WHAT IS NEEDED
Find the lines of data that contain the string "ויעמיקו", then list them.

BEGIN EXCERPTED RECORDS

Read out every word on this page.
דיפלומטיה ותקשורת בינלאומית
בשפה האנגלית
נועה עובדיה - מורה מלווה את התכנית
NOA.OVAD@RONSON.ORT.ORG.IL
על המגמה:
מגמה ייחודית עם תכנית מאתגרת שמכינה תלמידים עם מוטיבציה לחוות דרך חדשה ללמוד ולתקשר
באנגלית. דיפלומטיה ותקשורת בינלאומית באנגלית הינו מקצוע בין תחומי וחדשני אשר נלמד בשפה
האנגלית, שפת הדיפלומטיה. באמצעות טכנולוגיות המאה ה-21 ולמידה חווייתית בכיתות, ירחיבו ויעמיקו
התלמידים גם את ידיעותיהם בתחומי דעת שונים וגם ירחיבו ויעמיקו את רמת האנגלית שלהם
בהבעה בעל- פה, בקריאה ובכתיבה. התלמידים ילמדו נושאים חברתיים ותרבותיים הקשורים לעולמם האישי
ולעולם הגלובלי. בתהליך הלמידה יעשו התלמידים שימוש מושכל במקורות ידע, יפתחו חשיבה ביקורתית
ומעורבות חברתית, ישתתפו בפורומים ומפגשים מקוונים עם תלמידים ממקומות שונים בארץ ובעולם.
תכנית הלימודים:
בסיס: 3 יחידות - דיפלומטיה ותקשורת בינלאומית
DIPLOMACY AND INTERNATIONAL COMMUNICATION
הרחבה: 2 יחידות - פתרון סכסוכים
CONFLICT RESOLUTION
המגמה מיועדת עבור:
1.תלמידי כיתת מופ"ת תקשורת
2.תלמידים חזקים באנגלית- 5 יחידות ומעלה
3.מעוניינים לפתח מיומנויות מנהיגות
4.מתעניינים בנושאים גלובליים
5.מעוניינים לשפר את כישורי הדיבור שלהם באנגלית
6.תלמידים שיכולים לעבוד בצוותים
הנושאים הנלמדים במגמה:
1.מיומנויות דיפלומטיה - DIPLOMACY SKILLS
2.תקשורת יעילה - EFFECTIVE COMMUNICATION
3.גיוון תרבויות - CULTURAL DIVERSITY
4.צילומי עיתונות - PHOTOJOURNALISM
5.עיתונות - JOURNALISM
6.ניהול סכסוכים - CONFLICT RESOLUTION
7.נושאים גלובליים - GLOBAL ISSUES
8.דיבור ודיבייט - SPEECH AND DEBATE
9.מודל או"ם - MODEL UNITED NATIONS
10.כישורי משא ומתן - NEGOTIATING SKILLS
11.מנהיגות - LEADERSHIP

END EXCERPTED RECORDS

WRITTEN REPLY
האנגלית, שפת הדיפלומטיה. באמצעות טכנולוגיות המאה ה-21 ולמידה חווייתית בכיתות, ירחיבו ויעמיקו
התלמידים גם את ידיעותיהם בתחומי דעת שונים וגם ירחיבו ויעמיקו את רמת האנגלית שלהם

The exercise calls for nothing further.